◆ PROBLEM REQUIREMENTS
Set the listing down unchanged, minus every embedded image.

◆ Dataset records
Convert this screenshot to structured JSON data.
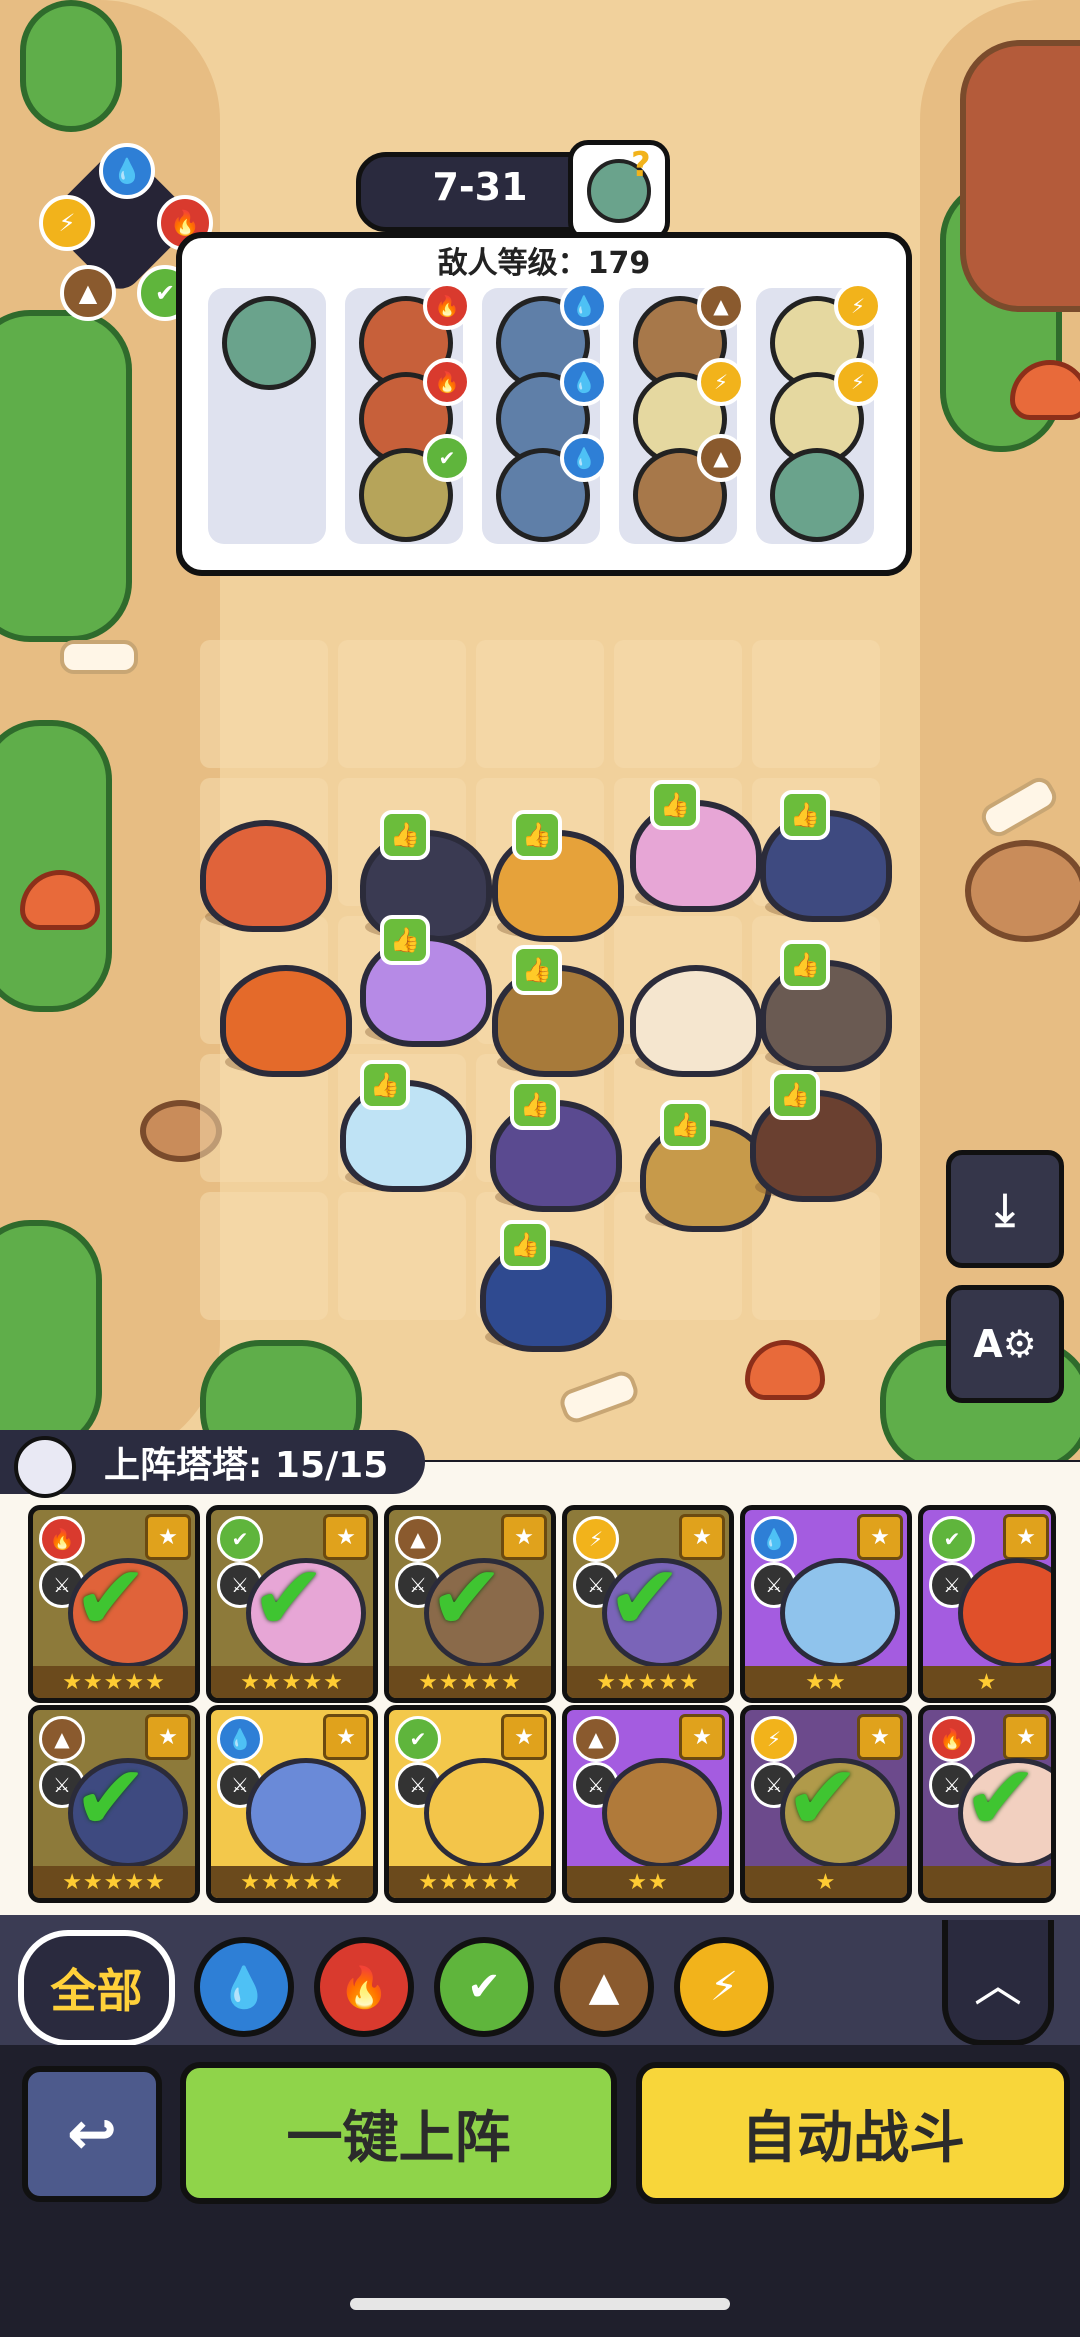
{
  "level": {
    "stage": "7-31"
  },
  "enemy": {
    "title": "敌人等级：179",
    "columns": [
      {
        "monsters": [
          "zombie"
        ],
        "badges": []
      },
      {
        "monsters": [
          "fire-zombie",
          "fire-zombie",
          "grass-zombie"
        ],
        "badges": [
          "fire",
          "fire",
          "grass"
        ]
      },
      {
        "monsters": [
          "water-zombie",
          "water-zombie",
          "water-zombie"
        ],
        "badges": [
          "water",
          "water",
          "water"
        ]
      },
      {
        "monsters": [
          "earth-zombie",
          "light-zombie",
          "earth-zombie"
        ],
        "badges": [
          "earth",
          "light",
          "earth"
        ]
      },
      {
        "monsters": [
          "light-zombie",
          "light-zombie",
          "zombie"
        ],
        "badges": [
          "light",
          "light",
          ""
        ]
      }
    ]
  },
  "element_glyphs": {
    "water": "💧",
    "fire": "🔥",
    "grass": "✔",
    "earth": "▲",
    "light": "⚡"
  },
  "colors": {
    "water": "#2e7fd6",
    "fire": "#d93a2e",
    "grass": "#5fb53c",
    "earth": "#8a5a2e",
    "light": "#f2b31b"
  },
  "deploy": {
    "label": "上阵塔塔: 15/15"
  },
  "cards_row1": [
    {
      "element": "fire",
      "rarity": "gold",
      "selected": true,
      "stars": "★★★★★"
    },
    {
      "element": "grass",
      "rarity": "gold",
      "selected": true,
      "stars": "★★★★★"
    },
    {
      "element": "earth",
      "rarity": "gold",
      "selected": true,
      "stars": "★★★★★"
    },
    {
      "element": "light",
      "rarity": "gold",
      "selected": true,
      "stars": "★★★★★"
    },
    {
      "element": "water",
      "rarity": "purple",
      "selected": false,
      "stars": "★★"
    },
    {
      "element": "grass",
      "rarity": "purple",
      "selected": false,
      "stars": "★"
    }
  ],
  "cards_row2": [
    {
      "element": "earth",
      "rarity": "gold",
      "selected": true,
      "stars": "★★★★★"
    },
    {
      "element": "water",
      "rarity": "gold",
      "selected": false,
      "stars": "★★★★★"
    },
    {
      "element": "grass",
      "rarity": "gold",
      "selected": false,
      "stars": "★★★★★"
    },
    {
      "element": "earth",
      "rarity": "purple",
      "selected": false,
      "stars": "★★"
    },
    {
      "element": "light",
      "rarity": "purple",
      "selected": true,
      "stars": "★"
    },
    {
      "element": "fire",
      "rarity": "purple",
      "selected": true,
      "stars": ""
    }
  ],
  "filters": {
    "all_label": "全部",
    "items": [
      "water",
      "fire",
      "grass",
      "earth",
      "light"
    ]
  },
  "buttons": {
    "back": "↩",
    "deploy_all": "一键上阵",
    "auto_battle": "自动战斗",
    "expand": "︿",
    "download": "⤓",
    "auto_text": "A⚙"
  }
}
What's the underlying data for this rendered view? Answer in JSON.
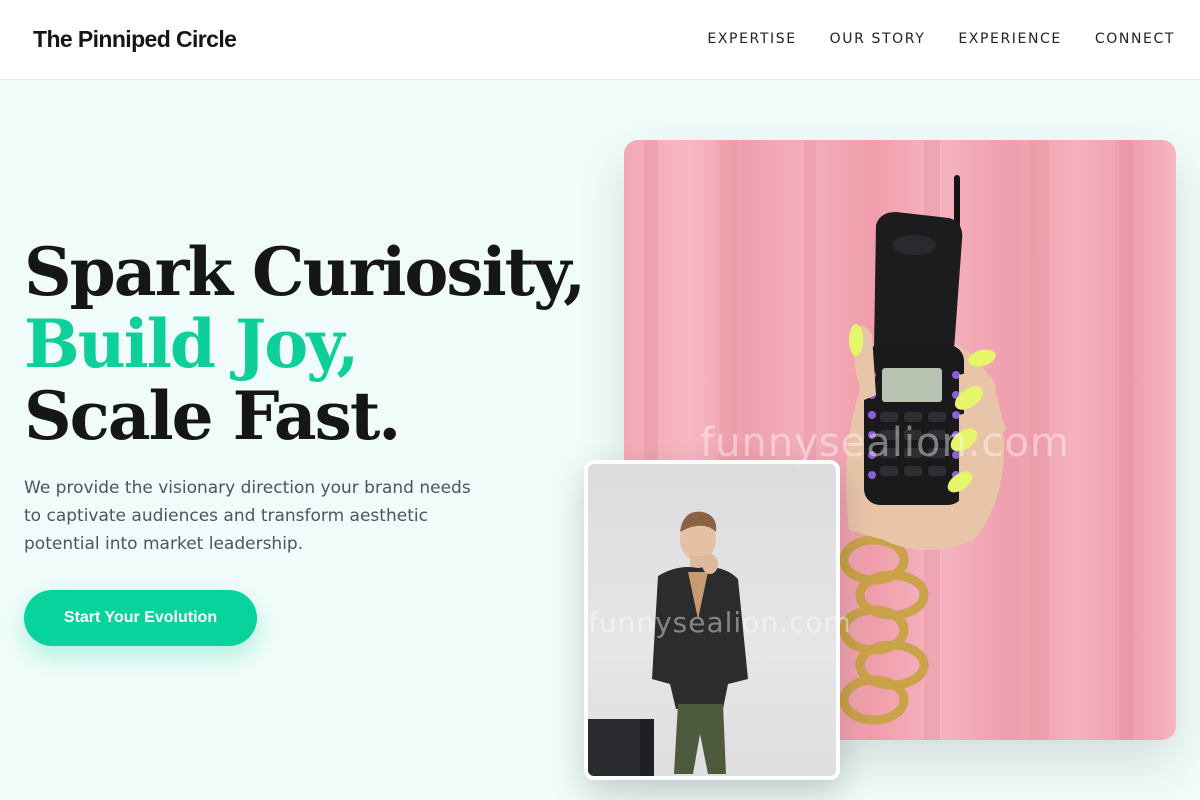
{
  "header": {
    "brand": "The Pinniped Circle",
    "nav": [
      "EXPERTISE",
      "OUR STORY",
      "EXPERIENCE",
      "CONNECT"
    ]
  },
  "hero": {
    "title_line1": "Spark Curiosity,",
    "title_line2": "Build Joy,",
    "title_line3": "Scale Fast.",
    "description": "We provide the visionary direction your brand needs to captivate audiences and transform aesthetic potential into market leadership.",
    "cta_label": "Start Your Evolution"
  },
  "images": {
    "main": "hand-holding-flip-phone-photo",
    "secondary": "man-in-blazer-photo"
  },
  "watermark": "funnysealion.com",
  "colors": {
    "accent": "#0ccf9a",
    "button": "#08d39c",
    "background": "#f0fcfa",
    "text": "#161616"
  }
}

◆ FINISHED TASK
Convert this screenshot to structured JSON data.
{
  "level": {
    "stage": "7-31"
  },
  "enemy": {
    "title": "敌人等级：179",
    "columns": [
      {
        "monsters": [
          "zombie"
        ],
        "badges": []
      },
      {
        "monsters": [
          "fire-zombie",
          "fire-zombie",
          "grass-zombie"
        ],
        "badges": [
          "fire",
          "fire",
          "grass"
        ]
      },
      {
        "monsters": [
          "water-zombie",
          "water-zombie",
          "water-zombie"
        ],
        "badges": [
          "water",
          "water",
          "water"
        ]
      },
      {
        "monsters": [
          "earth-zombie",
          "light-zombie",
          "earth-zombie"
        ],
        "badges": [
          "earth",
          "light",
          "earth"
        ]
      },
      {
        "monsters": [
          "light-zombie",
          "light-zombie",
          "zombie"
        ],
        "badges": [
          "light",
          "light",
          ""
        ]
      }
    ]
  },
  "element_glyphs": {
    "water": "💧",
    "fire": "🔥",
    "grass": "✔",
    "earth": "▲",
    "light": "⚡"
  },
  "colors": {
    "water": "#2e7fd6",
    "fire": "#d93a2e",
    "grass": "#5fb53c",
    "earth": "#8a5a2e",
    "light": "#f2b31b"
  },
  "deploy": {
    "label": "上阵塔塔: 15/15"
  },
  "cards_row1": [
    {
      "element": "fire",
      "rarity": "gold",
      "selected": true,
      "stars": "★★★★★"
    },
    {
      "element": "grass",
      "rarity": "gold",
      "selected": true,
      "stars": "★★★★★"
    },
    {
      "element": "earth",
      "rarity": "gold",
      "selected": true,
      "stars": "★★★★★"
    },
    {
      "element": "light",
      "rarity": "gold",
      "selected": true,
      "stars": "★★★★★"
    },
    {
      "element": "water",
      "rarity": "purple",
      "selected": false,
      "stars": "★★"
    },
    {
      "element": "grass",
      "rarity": "purple",
      "selected": false,
      "stars": "★"
    }
  ],
  "cards_row2": [
    {
      "element": "earth",
      "rarity": "gold",
      "selected": true,
      "stars": "★★★★★"
    },
    {
      "element": "water",
      "rarity": "gold",
      "selected": false,
      "stars": "★★★★★"
    },
    {
      "element": "grass",
      "rarity": "gold",
      "selected": false,
      "stars": "★★★★★"
    },
    {
      "element": "earth",
      "rarity": "purple",
      "selected": false,
      "stars": "★★"
    },
    {
      "element": "light",
      "rarity": "purple",
      "selected": true,
      "stars": "★"
    },
    {
      "element": "fire",
      "rarity": "purple",
      "selected": true,
      "stars": ""
    }
  ],
  "filters": {
    "all_label": "全部",
    "items": [
      "water",
      "fire",
      "grass",
      "earth",
      "light"
    ]
  },
  "buttons": {
    "back": "↩",
    "deploy_all": "一键上阵",
    "auto_battle": "自动战斗",
    "expand": "︿",
    "download": "⤓",
    "auto_text": "A⚙"
  }
}
What's the underlying data for this rendered view? Answer in JSON.
{
  "header": {
    "brand": "The Pinniped Circle",
    "nav": [
      "EXPERTISE",
      "OUR STORY",
      "EXPERIENCE",
      "CONNECT"
    ]
  },
  "hero": {
    "title_line1": "Spark Curiosity,",
    "title_line2": "Build Joy,",
    "title_line3": "Scale Fast.",
    "description": "We provide the visionary direction your brand needs to captivate audiences and transform aesthetic potential into market leadership.",
    "cta_label": "Start Your Evolution"
  },
  "images": {
    "main": "hand-holding-flip-phone-photo",
    "secondary": "man-in-blazer-photo"
  },
  "watermark": "funnysealion.com",
  "colors": {
    "accent": "#0ccf9a",
    "button": "#08d39c",
    "background": "#f0fcfa",
    "text": "#161616"
  }
}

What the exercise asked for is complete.